### What you are asked to do
Without altering anything, output the material below.

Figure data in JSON
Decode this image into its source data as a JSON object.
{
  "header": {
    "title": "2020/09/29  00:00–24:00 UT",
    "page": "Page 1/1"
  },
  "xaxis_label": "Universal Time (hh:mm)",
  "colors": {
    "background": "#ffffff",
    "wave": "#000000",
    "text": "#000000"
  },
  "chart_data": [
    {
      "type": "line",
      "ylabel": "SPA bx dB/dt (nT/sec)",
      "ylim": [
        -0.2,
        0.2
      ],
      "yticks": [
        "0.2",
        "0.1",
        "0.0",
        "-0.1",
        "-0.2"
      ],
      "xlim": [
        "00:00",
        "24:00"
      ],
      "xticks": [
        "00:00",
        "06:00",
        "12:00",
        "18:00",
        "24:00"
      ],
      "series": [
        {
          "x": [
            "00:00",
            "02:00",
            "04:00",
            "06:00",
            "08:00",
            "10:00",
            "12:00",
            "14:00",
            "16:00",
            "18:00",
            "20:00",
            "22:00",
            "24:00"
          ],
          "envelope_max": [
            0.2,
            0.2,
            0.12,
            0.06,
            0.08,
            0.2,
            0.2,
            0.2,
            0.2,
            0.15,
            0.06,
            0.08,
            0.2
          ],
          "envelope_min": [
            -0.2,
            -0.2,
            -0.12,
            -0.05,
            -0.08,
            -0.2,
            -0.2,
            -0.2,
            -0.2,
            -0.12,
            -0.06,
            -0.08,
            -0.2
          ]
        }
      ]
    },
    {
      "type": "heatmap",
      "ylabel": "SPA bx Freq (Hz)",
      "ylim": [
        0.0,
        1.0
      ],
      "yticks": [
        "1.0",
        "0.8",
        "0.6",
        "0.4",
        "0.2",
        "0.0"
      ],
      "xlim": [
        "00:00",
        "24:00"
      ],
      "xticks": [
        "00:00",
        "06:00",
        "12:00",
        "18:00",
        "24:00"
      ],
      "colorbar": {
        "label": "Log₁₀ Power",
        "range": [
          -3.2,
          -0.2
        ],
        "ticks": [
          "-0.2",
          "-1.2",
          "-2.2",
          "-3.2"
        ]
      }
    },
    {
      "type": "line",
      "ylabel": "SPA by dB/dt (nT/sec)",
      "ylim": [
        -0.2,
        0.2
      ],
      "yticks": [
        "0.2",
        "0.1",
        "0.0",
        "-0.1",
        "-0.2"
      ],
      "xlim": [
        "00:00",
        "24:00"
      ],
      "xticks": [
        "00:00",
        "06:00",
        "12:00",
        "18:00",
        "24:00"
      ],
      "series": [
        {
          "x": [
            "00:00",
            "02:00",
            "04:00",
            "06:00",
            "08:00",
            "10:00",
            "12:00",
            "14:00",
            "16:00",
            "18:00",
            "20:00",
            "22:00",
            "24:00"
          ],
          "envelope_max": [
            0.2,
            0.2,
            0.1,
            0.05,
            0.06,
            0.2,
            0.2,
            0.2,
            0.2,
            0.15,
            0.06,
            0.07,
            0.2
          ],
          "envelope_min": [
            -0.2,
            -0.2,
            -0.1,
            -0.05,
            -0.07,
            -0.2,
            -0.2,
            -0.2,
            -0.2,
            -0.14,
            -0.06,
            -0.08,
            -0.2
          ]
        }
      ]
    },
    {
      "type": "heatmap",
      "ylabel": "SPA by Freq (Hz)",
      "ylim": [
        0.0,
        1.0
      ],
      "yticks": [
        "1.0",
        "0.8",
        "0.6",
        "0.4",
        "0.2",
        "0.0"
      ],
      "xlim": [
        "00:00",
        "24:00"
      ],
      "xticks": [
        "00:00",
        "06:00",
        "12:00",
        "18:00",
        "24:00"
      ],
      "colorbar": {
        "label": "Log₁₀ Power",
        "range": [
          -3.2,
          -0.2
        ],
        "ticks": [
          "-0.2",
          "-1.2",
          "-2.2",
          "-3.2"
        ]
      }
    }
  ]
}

### Problem solution
Decode this image into its source data as a JSON object.
{
  "header": {
    "title": "2020/09/29  00:00–24:00 UT",
    "page": "Page 1/1"
  },
  "xaxis_label": "Universal Time (hh:mm)",
  "colors": {
    "background": "#ffffff",
    "wave": "#000000",
    "text": "#000000"
  },
  "chart_data": [
    {
      "type": "line",
      "ylabel": "SPA bx dB/dt (nT/sec)",
      "ylim": [
        -0.2,
        0.2
      ],
      "yticks": [
        "0.2",
        "0.1",
        "0.0",
        "-0.1",
        "-0.2"
      ],
      "xlim": [
        "00:00",
        "24:00"
      ],
      "xticks": [
        "00:00",
        "06:00",
        "12:00",
        "18:00",
        "24:00"
      ],
      "series": [
        {
          "x": [
            "00:00",
            "02:00",
            "04:00",
            "06:00",
            "08:00",
            "10:00",
            "12:00",
            "14:00",
            "16:00",
            "18:00",
            "20:00",
            "22:00",
            "24:00"
          ],
          "envelope_max": [
            0.2,
            0.2,
            0.12,
            0.06,
            0.08,
            0.2,
            0.2,
            0.2,
            0.2,
            0.15,
            0.06,
            0.08,
            0.2
          ],
          "envelope_min": [
            -0.2,
            -0.2,
            -0.12,
            -0.05,
            -0.08,
            -0.2,
            -0.2,
            -0.2,
            -0.2,
            -0.12,
            -0.06,
            -0.08,
            -0.2
          ]
        }
      ]
    },
    {
      "type": "heatmap",
      "ylabel": "SPA bx Freq (Hz)",
      "ylim": [
        0.0,
        1.0
      ],
      "yticks": [
        "1.0",
        "0.8",
        "0.6",
        "0.4",
        "0.2",
        "0.0"
      ],
      "xlim": [
        "00:00",
        "24:00"
      ],
      "xticks": [
        "00:00",
        "06:00",
        "12:00",
        "18:00",
        "24:00"
      ],
      "colorbar": {
        "label": "Log₁₀ Power",
        "range": [
          -3.2,
          -0.2
        ],
        "ticks": [
          "-0.2",
          "-1.2",
          "-2.2",
          "-3.2"
        ]
      }
    },
    {
      "type": "line",
      "ylabel": "SPA by dB/dt (nT/sec)",
      "ylim": [
        -0.2,
        0.2
      ],
      "yticks": [
        "0.2",
        "0.1",
        "0.0",
        "-0.1",
        "-0.2"
      ],
      "xlim": [
        "00:00",
        "24:00"
      ],
      "xticks": [
        "00:00",
        "06:00",
        "12:00",
        "18:00",
        "24:00"
      ],
      "series": [
        {
          "x": [
            "00:00",
            "02:00",
            "04:00",
            "06:00",
            "08:00",
            "10:00",
            "12:00",
            "14:00",
            "16:00",
            "18:00",
            "20:00",
            "22:00",
            "24:00"
          ],
          "envelope_max": [
            0.2,
            0.2,
            0.1,
            0.05,
            0.06,
            0.2,
            0.2,
            0.2,
            0.2,
            0.15,
            0.06,
            0.07,
            0.2
          ],
          "envelope_min": [
            -0.2,
            -0.2,
            -0.1,
            -0.05,
            -0.07,
            -0.2,
            -0.2,
            -0.2,
            -0.2,
            -0.14,
            -0.06,
            -0.08,
            -0.2
          ]
        }
      ]
    },
    {
      "type": "heatmap",
      "ylabel": "SPA by Freq (Hz)",
      "ylim": [
        0.0,
        1.0
      ],
      "yticks": [
        "1.0",
        "0.8",
        "0.6",
        "0.4",
        "0.2",
        "0.0"
      ],
      "xlim": [
        "00:00",
        "24:00"
      ],
      "xticks": [
        "00:00",
        "06:00",
        "12:00",
        "18:00",
        "24:00"
      ],
      "colorbar": {
        "label": "Log₁₀ Power",
        "range": [
          -3.2,
          -0.2
        ],
        "ticks": [
          "-0.2",
          "-1.2",
          "-2.2",
          "-3.2"
        ]
      }
    }
  ]
}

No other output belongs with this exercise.